WORK TO BE COMPLETED:
Copy every line from the material below that holds "text".

SUPPLIED ENTRIES:
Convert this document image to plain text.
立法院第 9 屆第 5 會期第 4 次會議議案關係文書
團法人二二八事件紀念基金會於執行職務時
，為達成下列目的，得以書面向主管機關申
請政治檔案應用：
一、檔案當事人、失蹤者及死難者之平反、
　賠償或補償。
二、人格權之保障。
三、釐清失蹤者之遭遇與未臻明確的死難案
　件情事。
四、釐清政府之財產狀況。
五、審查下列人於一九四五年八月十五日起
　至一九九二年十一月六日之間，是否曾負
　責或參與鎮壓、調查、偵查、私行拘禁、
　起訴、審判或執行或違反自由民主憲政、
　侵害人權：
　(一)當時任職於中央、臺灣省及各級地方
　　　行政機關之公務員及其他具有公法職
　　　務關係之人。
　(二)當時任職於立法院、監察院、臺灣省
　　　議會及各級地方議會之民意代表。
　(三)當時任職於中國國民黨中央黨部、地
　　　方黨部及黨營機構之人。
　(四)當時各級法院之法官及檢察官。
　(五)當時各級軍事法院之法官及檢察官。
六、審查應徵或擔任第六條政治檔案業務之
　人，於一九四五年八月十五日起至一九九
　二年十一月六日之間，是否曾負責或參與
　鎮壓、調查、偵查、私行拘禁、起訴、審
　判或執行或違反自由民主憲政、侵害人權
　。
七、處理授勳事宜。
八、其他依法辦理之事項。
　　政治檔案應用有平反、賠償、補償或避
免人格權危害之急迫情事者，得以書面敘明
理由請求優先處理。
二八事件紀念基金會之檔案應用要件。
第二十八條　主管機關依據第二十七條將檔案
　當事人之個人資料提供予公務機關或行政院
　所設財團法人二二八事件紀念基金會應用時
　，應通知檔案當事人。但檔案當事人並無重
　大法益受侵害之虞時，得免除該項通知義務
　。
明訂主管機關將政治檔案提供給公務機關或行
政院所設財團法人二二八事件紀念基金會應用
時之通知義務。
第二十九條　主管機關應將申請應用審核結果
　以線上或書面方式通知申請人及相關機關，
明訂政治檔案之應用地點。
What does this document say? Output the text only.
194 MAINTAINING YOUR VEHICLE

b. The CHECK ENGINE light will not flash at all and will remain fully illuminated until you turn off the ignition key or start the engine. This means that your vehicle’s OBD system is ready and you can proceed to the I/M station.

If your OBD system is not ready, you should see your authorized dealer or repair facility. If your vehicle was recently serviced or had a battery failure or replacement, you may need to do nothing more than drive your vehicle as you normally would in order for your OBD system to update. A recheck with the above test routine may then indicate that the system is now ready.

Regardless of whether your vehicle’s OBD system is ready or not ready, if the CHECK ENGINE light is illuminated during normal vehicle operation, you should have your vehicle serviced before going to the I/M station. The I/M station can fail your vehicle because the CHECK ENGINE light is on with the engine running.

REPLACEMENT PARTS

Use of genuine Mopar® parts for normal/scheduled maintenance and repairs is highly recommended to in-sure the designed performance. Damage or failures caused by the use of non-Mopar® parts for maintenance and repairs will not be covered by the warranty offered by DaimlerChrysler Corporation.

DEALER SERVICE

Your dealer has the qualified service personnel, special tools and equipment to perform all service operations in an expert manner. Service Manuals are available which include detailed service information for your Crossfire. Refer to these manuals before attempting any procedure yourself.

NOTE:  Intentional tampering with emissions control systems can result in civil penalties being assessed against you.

TASK OUTPUT:
Convert this document image to plain text.
What does this document say? Output the text only.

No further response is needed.